OBJETIVO: Cuenta cuántas líneas de los ítems contienen la palabra "Access" y escribe solo el número.

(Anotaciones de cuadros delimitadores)
◆ ◆ ◆ ◆
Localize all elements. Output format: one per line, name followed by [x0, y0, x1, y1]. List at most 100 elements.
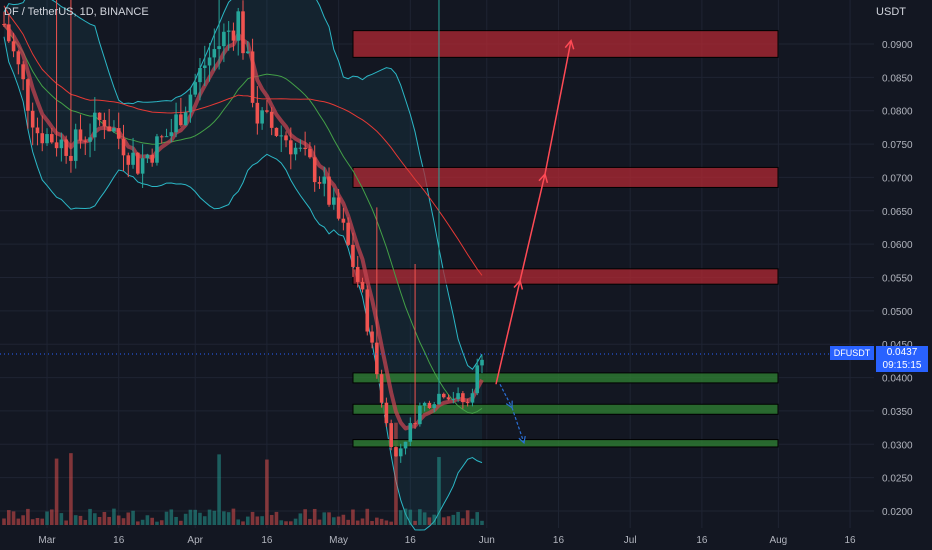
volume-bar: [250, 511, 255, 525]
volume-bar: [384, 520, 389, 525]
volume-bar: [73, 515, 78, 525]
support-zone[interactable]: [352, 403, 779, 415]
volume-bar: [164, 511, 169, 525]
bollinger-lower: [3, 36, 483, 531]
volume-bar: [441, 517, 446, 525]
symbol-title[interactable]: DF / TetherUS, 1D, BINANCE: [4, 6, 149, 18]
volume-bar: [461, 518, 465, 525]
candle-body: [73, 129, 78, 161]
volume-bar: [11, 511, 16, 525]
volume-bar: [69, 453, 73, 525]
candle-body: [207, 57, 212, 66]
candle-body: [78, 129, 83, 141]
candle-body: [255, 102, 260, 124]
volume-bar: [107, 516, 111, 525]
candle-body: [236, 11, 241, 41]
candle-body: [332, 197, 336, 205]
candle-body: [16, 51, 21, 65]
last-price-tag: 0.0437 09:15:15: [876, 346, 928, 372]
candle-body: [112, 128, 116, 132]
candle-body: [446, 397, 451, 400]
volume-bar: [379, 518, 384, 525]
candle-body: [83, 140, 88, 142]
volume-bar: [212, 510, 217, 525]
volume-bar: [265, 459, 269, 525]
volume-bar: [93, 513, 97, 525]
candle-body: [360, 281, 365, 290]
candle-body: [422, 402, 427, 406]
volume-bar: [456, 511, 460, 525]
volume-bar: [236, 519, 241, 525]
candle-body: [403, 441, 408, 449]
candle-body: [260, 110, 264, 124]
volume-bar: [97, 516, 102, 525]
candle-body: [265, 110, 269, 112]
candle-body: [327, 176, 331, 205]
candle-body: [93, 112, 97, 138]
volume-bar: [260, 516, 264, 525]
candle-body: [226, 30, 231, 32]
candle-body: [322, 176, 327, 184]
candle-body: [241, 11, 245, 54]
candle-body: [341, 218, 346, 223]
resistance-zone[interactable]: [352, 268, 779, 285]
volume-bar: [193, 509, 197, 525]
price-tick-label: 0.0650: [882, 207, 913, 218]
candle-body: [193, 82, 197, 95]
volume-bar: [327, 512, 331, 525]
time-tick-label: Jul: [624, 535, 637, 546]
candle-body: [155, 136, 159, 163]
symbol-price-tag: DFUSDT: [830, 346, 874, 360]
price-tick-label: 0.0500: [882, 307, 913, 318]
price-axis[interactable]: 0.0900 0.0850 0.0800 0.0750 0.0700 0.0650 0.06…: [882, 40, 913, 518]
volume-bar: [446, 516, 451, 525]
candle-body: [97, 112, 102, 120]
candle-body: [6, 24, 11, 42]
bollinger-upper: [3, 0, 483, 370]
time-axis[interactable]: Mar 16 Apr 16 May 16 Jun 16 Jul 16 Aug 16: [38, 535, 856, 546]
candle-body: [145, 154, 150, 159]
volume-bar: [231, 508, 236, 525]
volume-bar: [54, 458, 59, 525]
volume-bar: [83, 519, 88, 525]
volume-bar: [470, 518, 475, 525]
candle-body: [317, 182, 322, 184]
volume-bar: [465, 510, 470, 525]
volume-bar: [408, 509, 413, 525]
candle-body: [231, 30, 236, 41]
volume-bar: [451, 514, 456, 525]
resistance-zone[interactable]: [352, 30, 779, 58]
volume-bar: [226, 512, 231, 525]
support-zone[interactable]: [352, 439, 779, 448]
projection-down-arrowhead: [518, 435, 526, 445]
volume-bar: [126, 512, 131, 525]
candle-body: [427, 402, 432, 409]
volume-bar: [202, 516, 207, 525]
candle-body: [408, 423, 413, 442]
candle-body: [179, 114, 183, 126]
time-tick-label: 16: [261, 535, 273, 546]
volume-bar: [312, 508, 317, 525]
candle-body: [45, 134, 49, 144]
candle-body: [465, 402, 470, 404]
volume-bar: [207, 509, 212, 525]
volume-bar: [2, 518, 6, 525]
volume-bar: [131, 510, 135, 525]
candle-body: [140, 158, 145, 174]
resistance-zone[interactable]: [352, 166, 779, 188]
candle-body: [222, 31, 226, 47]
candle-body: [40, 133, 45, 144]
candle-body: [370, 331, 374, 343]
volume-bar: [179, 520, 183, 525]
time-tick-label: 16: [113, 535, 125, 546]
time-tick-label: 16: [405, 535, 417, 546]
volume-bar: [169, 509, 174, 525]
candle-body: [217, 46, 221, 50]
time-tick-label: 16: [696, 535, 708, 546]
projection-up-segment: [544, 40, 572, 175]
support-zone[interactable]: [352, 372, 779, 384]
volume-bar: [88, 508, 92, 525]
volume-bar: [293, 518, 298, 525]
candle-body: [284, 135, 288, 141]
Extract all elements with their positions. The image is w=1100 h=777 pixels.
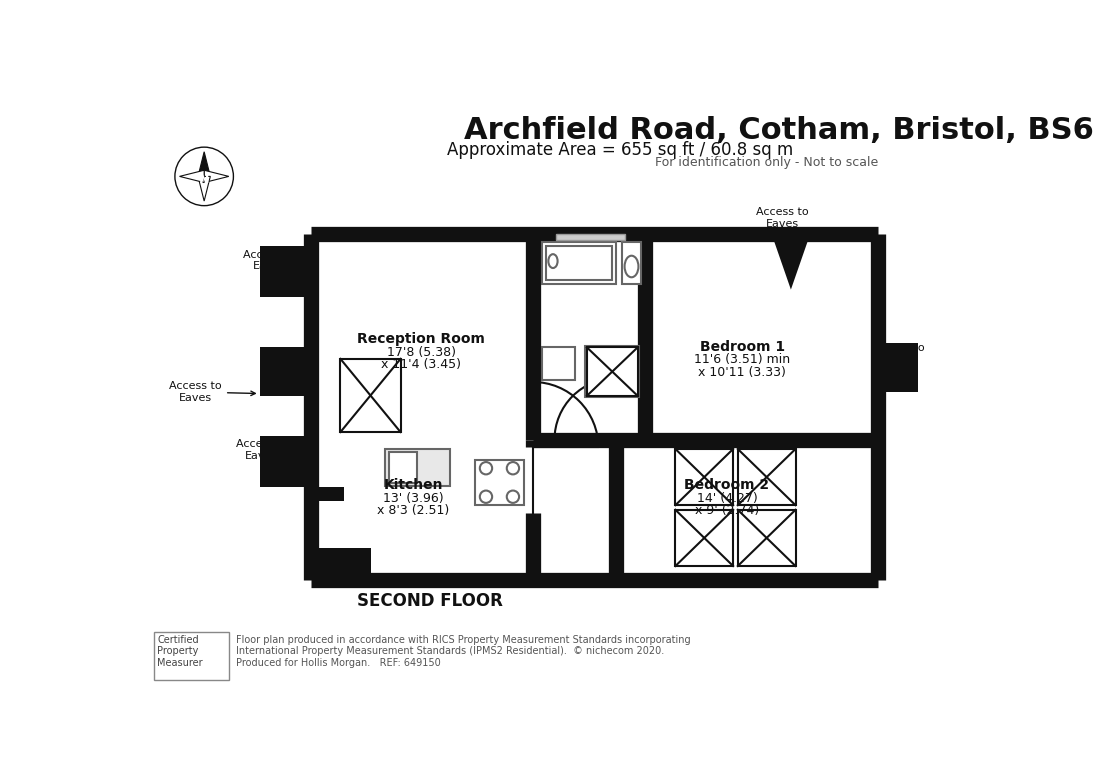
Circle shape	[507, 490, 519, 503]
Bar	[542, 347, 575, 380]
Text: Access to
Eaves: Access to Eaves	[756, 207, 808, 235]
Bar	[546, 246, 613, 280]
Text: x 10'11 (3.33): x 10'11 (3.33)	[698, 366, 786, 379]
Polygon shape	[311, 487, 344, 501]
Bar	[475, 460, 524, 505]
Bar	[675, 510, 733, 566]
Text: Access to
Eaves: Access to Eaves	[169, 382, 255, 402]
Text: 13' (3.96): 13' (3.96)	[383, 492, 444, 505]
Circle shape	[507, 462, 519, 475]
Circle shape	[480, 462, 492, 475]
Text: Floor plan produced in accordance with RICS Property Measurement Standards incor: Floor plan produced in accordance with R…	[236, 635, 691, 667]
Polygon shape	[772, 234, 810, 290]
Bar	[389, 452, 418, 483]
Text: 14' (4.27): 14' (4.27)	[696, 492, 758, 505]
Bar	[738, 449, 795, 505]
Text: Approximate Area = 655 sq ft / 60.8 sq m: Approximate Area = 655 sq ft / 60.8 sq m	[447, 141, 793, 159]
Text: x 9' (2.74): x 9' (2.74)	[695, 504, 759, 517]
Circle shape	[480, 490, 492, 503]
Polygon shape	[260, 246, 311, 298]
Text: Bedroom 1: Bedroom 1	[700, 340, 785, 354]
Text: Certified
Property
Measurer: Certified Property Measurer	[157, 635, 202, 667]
◆ ◆ ◆ ◆
RESULTADO: 4